## Aim
Set out every line of the rows below as a Markdown table with the columns No. and Line. Number the lines in order, skip blank lines, and leave the pictures out.

## Records to use
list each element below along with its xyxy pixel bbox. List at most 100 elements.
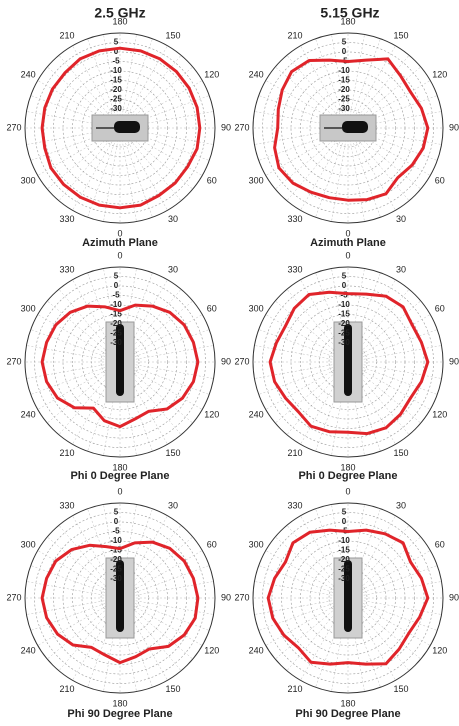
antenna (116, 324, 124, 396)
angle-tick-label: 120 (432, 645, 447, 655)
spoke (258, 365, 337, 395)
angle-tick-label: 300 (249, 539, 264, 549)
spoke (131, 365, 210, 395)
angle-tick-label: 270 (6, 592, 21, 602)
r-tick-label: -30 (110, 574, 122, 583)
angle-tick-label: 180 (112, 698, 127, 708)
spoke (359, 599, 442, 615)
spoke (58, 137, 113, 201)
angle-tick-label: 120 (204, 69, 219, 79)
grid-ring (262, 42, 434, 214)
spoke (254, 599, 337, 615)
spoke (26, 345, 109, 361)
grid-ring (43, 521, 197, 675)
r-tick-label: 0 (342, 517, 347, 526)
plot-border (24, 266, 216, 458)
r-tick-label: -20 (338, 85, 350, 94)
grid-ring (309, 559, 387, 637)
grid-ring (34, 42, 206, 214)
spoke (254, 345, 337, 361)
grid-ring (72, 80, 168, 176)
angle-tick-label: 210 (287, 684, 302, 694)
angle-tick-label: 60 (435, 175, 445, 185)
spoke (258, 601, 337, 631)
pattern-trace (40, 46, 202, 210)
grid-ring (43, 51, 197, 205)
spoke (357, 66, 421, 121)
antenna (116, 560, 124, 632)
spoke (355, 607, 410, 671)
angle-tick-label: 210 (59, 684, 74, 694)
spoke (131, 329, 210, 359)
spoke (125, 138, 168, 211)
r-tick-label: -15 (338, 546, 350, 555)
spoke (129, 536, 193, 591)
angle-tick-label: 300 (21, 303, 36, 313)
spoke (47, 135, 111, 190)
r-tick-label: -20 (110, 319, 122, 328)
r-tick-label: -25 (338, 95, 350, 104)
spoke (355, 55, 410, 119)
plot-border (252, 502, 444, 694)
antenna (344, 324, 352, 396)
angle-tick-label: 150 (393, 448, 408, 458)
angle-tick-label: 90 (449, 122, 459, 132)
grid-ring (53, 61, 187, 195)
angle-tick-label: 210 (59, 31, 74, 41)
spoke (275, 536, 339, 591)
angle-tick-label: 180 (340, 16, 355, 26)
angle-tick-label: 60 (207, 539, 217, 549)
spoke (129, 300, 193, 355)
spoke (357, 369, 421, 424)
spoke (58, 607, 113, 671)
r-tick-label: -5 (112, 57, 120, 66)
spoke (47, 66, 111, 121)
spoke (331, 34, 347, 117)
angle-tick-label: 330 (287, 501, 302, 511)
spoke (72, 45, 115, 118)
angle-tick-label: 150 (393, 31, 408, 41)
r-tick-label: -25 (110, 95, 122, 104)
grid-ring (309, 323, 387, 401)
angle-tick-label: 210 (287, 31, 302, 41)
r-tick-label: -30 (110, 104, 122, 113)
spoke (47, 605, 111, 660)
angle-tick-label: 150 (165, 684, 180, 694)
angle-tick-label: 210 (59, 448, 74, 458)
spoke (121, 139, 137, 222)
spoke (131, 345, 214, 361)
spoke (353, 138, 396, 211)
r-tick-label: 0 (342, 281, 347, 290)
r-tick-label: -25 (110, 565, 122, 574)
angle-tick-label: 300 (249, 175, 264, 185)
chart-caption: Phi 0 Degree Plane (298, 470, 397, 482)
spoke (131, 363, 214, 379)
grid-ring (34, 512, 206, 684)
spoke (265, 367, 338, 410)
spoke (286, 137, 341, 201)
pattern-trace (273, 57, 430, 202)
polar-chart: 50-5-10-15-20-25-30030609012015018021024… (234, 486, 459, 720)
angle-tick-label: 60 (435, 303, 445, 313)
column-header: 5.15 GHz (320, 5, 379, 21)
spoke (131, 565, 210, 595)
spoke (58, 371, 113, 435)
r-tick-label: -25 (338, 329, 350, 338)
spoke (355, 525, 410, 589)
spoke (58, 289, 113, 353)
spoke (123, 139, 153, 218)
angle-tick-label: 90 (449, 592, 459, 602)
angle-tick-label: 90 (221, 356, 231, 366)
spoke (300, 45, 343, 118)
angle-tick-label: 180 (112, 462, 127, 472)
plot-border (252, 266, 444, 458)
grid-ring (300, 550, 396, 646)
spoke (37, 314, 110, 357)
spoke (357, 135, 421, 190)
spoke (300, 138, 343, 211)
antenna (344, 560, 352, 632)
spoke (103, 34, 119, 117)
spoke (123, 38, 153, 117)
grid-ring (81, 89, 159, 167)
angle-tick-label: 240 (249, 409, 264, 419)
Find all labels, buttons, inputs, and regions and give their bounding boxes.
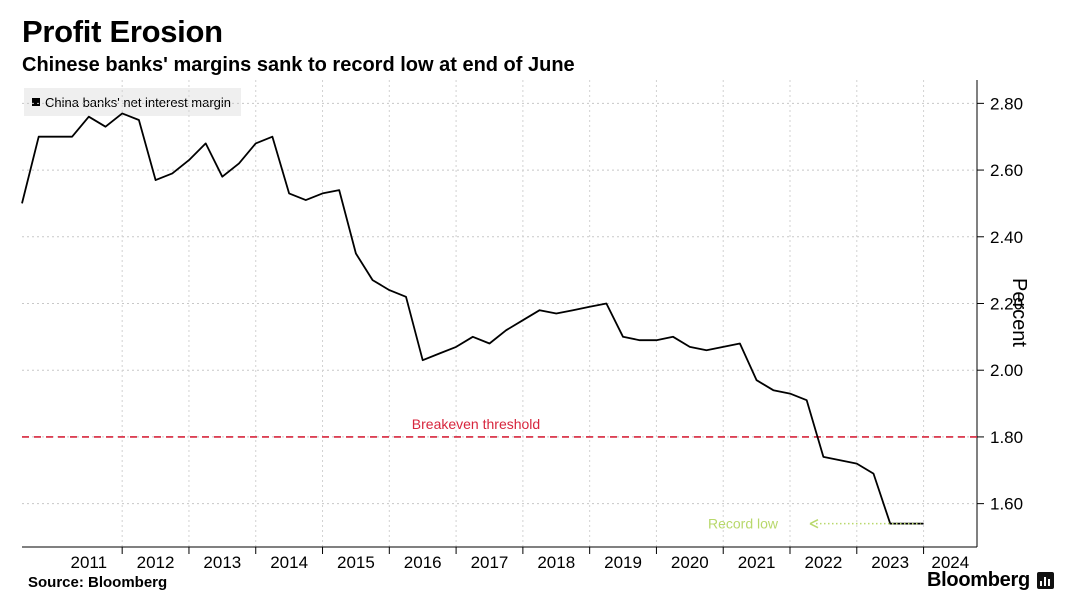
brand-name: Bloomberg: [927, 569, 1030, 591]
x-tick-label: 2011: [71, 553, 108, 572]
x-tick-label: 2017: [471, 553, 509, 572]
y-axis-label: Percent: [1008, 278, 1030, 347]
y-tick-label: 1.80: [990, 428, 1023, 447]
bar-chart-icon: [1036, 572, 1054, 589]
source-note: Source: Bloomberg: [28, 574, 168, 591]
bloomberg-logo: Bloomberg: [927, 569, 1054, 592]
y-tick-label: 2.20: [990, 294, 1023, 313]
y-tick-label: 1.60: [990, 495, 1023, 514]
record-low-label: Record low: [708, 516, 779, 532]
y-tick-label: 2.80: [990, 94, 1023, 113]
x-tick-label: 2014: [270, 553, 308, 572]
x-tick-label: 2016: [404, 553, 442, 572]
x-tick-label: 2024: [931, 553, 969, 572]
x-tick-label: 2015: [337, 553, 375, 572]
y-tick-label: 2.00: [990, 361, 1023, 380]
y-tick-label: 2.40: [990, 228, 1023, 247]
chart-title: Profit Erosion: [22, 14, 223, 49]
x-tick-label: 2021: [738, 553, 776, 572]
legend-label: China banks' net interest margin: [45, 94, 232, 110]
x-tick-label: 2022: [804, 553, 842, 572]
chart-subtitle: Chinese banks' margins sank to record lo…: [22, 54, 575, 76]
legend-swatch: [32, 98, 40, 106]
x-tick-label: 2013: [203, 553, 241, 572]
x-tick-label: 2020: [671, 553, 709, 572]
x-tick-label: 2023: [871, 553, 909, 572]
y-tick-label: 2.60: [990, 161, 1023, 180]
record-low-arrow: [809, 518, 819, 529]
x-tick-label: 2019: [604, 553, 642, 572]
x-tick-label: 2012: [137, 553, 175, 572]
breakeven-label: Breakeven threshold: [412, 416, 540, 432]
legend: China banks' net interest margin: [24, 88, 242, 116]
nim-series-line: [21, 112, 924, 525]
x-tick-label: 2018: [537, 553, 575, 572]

## Result
| No. | Line |
|---|---|
| 1 | list each element below along with its xyxy pixel bbox. List at most 100 elements. |
| 2 | antenna (116, 324, 124, 396) |
| 3 | angle-tick-label: 120 (432, 645, 447, 655) |
| 4 | spoke (258, 365, 337, 395) |
| 5 | angle-tick-label: 300 (249, 539, 264, 549) |
| 6 | spoke (131, 365, 210, 395) |
| 7 | angle-tick-label: 270 (6, 592, 21, 602) |
| 8 | r-tick-label: -30 (110, 574, 122, 583) |
| 9 | angle-tick-label: 180 (112, 698, 127, 708) |
| 10 | spoke (359, 599, 442, 615) |
| 11 | spoke (58, 137, 113, 201) |
| 12 | angle-tick-label: 120 (204, 69, 219, 79) |
| 13 | grid-ring (262, 42, 434, 214) |
| 14 | spoke (254, 599, 337, 615) |
| 15 | spoke (26, 345, 109, 361) |
| 16 | grid-ring (43, 521, 197, 675) |
| 17 | r-tick-label: 0 (342, 517, 347, 526) |
| 18 | plot-border (24, 266, 216, 458) |
| 19 | r-tick-label: -20 (338, 85, 350, 94) |
| 20 | grid-ring (309, 559, 387, 637) |
| 21 | grid-ring (34, 42, 206, 214) |
| 22 | spoke (254, 345, 337, 361) |
| 23 | grid-ring (72, 80, 168, 176) |
| 24 | angle-tick-label: 210 (287, 684, 302, 694) |
| 25 | angle-tick-label: 60 (435, 175, 445, 185) |
| 26 | spoke (258, 601, 337, 631) |
| 27 | pattern-trace (40, 46, 202, 210) |
| 28 | grid-ring (43, 51, 197, 205) |
| 29 | spoke (357, 66, 421, 121) |
| 30 | antenna (116, 560, 124, 632) |
| 31 | spoke (355, 607, 410, 671) |
| 32 | angle-tick-label: 210 (59, 684, 74, 694) |
| 33 | spoke (131, 329, 210, 359) |
| 34 | spoke (125, 138, 168, 211) |
| 35 | r-tick-label: -15 (338, 546, 350, 555) |
| 36 | spoke (129, 536, 193, 591) |
| 37 | angle-tick-label: 300 (21, 303, 36, 313) |
| 38 | spoke (47, 135, 111, 190) |
| 39 | r-tick-label: -20 (110, 319, 122, 328) |
| 40 | r-tick-label: -25 (338, 95, 350, 104) |
| 41 | spoke (355, 55, 410, 119) |
| 42 | plot-border (252, 502, 444, 694) |
| 43 | antenna (344, 324, 352, 396) |
| 44 | angle-tick-label: 150 (393, 448, 408, 458) |
| 45 | angle-tick-label: 90 (449, 122, 459, 132) |
| 46 | grid-ring (53, 61, 187, 195) |
| 47 | angle-tick-label: 210 (59, 31, 74, 41) |
| 48 | spoke (275, 536, 339, 591) |
| 49 | angle-tick-label: 180 (340, 16, 355, 26) |
| 50 | angle-tick-label: 60 (207, 539, 217, 549) |
| 51 | spoke (129, 300, 193, 355) |
| 52 | spoke (357, 369, 421, 424) |
| 53 | spoke (58, 607, 113, 671) |
| 54 | r-tick-label: -5 (112, 57, 120, 66) |
| 55 | spoke (47, 66, 111, 121) |
| 56 | spoke (331, 34, 347, 117) |
| 57 | angle-tick-label: 330 (287, 501, 302, 511) |
| 58 | spoke (72, 45, 115, 118) |
| 59 | angle-tick-label: 150 (393, 31, 408, 41) |
| 60 | r-tick-label: -25 (110, 95, 122, 104) |
| 61 | grid-ring (309, 323, 387, 401) |
| 62 | angle-tick-label: 210 (287, 31, 302, 41) |
| 63 | r-tick-label: -30 (110, 104, 122, 113) |
| 64 | spoke (47, 605, 111, 660) |
| 65 | angle-tick-label: 150 (165, 684, 180, 694) |
| 66 | angle-tick-label: 210 (59, 448, 74, 458) |
| 67 | spoke (121, 139, 137, 222) |
| 68 | spoke (131, 345, 214, 361) |
| 69 | spoke (353, 138, 396, 211) |
| 70 | r-tick-label: 0 (342, 281, 347, 290) |
| 71 | r-tick-label: -25 (110, 565, 122, 574) |
| 72 | angle-tick-label: 300 (249, 175, 264, 185) |
| 73 | chart-caption: Phi 0 Degree Plane (298, 470, 397, 482) |
| 74 | spoke (131, 363, 214, 379) |
| 75 | grid-ring (34, 512, 206, 684) |
| 76 | spoke (265, 367, 338, 410) |
| 77 | spoke (286, 137, 341, 201) |
| 78 | pattern-trace (273, 57, 430, 202) |
| 79 | polar-chart: 50-5-10-15-20-25-30030609012015018021024… (234, 486, 459, 720) |
| 80 | angle-tick-label: 60 (435, 303, 445, 313) |
| 81 | column-header: 5.15 GHz (320, 5, 379, 21) |
| 82 | spoke (131, 565, 210, 595) |
| 83 | spoke (58, 371, 113, 435) |
| 84 | r-tick-label: -25 (338, 329, 350, 338) |
| 85 | spoke (355, 525, 410, 589) |
| 86 | spoke (58, 289, 113, 353) |
| 87 | spoke (123, 139, 153, 218) |
| 88 | angle-tick-label: 90 (449, 592, 459, 602) |
| 89 | angle-tick-label: 90 (221, 356, 231, 366) |
| 90 | spoke (300, 45, 343, 118) |
| 91 | angle-tick-label: 180 (112, 462, 127, 472) |
| 92 | plot-border (252, 266, 444, 458) |
| 93 | grid-ring (300, 550, 396, 646) |
| 94 | spoke (37, 314, 110, 357) |
| 95 | spoke (357, 135, 421, 190) |
| 96 | spoke (300, 138, 343, 211) |
| 97 | antenna (344, 560, 352, 632) |
| 98 | spoke (103, 34, 119, 117) |
| 99 | spoke (123, 38, 153, 117) |
| 100 | grid-ring (81, 89, 159, 167) |
| 101 | angle-tick-label: 240 (249, 409, 264, 419) |
| 102 | Find all labels, buttons, inputs, and regions and give their bounding boxes. |
| 103 | brand-name: Bloomberg: [927, 569, 1030, 591] |
| 104 | x-tick-label: 2011: [71, 553, 108, 572] |
| 105 | x-tick-label: 2017: [471, 553, 509, 572] |
| 106 | y-axis-label: Percent: [1008, 278, 1030, 347] |
| 107 | y-tick-label: 1.80: [990, 428, 1023, 447] |
| 108 | bar-chart-icon: [1036, 572, 1054, 589] |
| 109 | source-note: Source: Bloomberg: [28, 574, 168, 591] |
| 110 | bloomberg-logo: Bloomberg: [927, 569, 1054, 592] |
| 111 | y-tick-label: 2.20: [990, 294, 1023, 313] |
| 112 | y-tick-label: 1.60: [990, 495, 1023, 514] |
| 113 | record-low-label: Record low: [708, 516, 779, 532] |
| 114 | y-tick-label: 2.80: [990, 94, 1023, 113] |
| 115 | x-tick-label: 2014: [270, 553, 308, 572] |
| 116 | x-tick-label: 2016: [404, 553, 442, 572] |
| 117 | x-tick-label: 2024: [931, 553, 969, 572] |
| 118 | x-tick-label: 2015: [337, 553, 375, 572] |
| 119 | y-tick-label: 2.00: [990, 361, 1023, 380] |
| 120 | y-tick-label: 2.40: [990, 228, 1023, 247] |
| 121 | chart-title: Profit Erosion: [22, 14, 223, 49] |
| 122 | x-tick-label: 2021: [738, 553, 776, 572] |
| 123 | legend-label: China banks' net interest margin: [45, 94, 232, 110] |
| 124 | x-tick-label: 2022: [804, 553, 842, 572] |
| 125 | chart-subtitle: Chinese banks' margins sank to record lo…: [22, 54, 575, 76] |
| 126 | legend-swatch: [32, 98, 40, 106] |
| 127 | x-tick-label: 2013: [203, 553, 241, 572] |
| 128 | x-tick-label: 2020: [671, 553, 709, 572] |
| 129 | x-tick-label: 2023: [871, 553, 909, 572] |
| 130 | y-tick-label: 2.60: [990, 161, 1023, 180] |
| 131 | record-low-arrow: [809, 518, 819, 529] |
| 132 | x-tick-label: 2019: [604, 553, 642, 572] |
| 133 | x-tick-label: 2012: [137, 553, 175, 572] |
| 134 | breakeven-label: Breakeven threshold: [412, 416, 540, 432] |
| 135 | legend: China banks' net interest margin: [24, 88, 242, 116] |
| 136 | nim-series-line: [21, 112, 924, 525] |
| 137 | x-tick-label: 2018: [537, 553, 575, 572] |